--- start of Records ---
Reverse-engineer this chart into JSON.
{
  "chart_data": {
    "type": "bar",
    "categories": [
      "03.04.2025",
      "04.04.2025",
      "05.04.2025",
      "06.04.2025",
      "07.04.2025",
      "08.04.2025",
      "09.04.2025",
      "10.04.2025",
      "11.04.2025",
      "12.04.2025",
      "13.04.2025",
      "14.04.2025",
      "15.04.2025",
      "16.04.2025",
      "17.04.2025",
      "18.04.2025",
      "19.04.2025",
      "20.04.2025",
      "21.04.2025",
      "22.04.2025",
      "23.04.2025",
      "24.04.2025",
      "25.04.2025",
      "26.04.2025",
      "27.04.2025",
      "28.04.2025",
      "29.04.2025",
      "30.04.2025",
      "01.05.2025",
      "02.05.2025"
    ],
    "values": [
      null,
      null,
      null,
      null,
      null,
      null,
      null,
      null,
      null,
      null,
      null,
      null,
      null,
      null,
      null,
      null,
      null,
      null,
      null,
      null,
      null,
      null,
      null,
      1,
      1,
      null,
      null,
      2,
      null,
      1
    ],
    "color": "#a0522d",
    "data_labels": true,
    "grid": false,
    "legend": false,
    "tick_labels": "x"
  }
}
--- end of Records ---
Goal: Output the full listing without altering anything.

Written solution:
Reverse-engineer this chart into JSON.
{
  "chart_data": {
    "type": "bar",
    "categories": [
      "03.04.2025",
      "04.04.2025",
      "05.04.2025",
      "06.04.2025",
      "07.04.2025",
      "08.04.2025",
      "09.04.2025",
      "10.04.2025",
      "11.04.2025",
      "12.04.2025",
      "13.04.2025",
      "14.04.2025",
      "15.04.2025",
      "16.04.2025",
      "17.04.2025",
      "18.04.2025",
      "19.04.2025",
      "20.04.2025",
      "21.04.2025",
      "22.04.2025",
      "23.04.2025",
      "24.04.2025",
      "25.04.2025",
      "26.04.2025",
      "27.04.2025",
      "28.04.2025",
      "29.04.2025",
      "30.04.2025",
      "01.05.2025",
      "02.05.2025"
    ],
    "values": [
      null,
      null,
      null,
      null,
      null,
      null,
      null,
      null,
      null,
      null,
      null,
      null,
      null,
      null,
      null,
      null,
      null,
      null,
      null,
      null,
      null,
      null,
      null,
      1,
      1,
      null,
      null,
      2,
      null,
      1
    ],
    "color": "#a0522d",
    "data_labels": true,
    "grid": false,
    "legend": false,
    "tick_labels": "x"
  }
}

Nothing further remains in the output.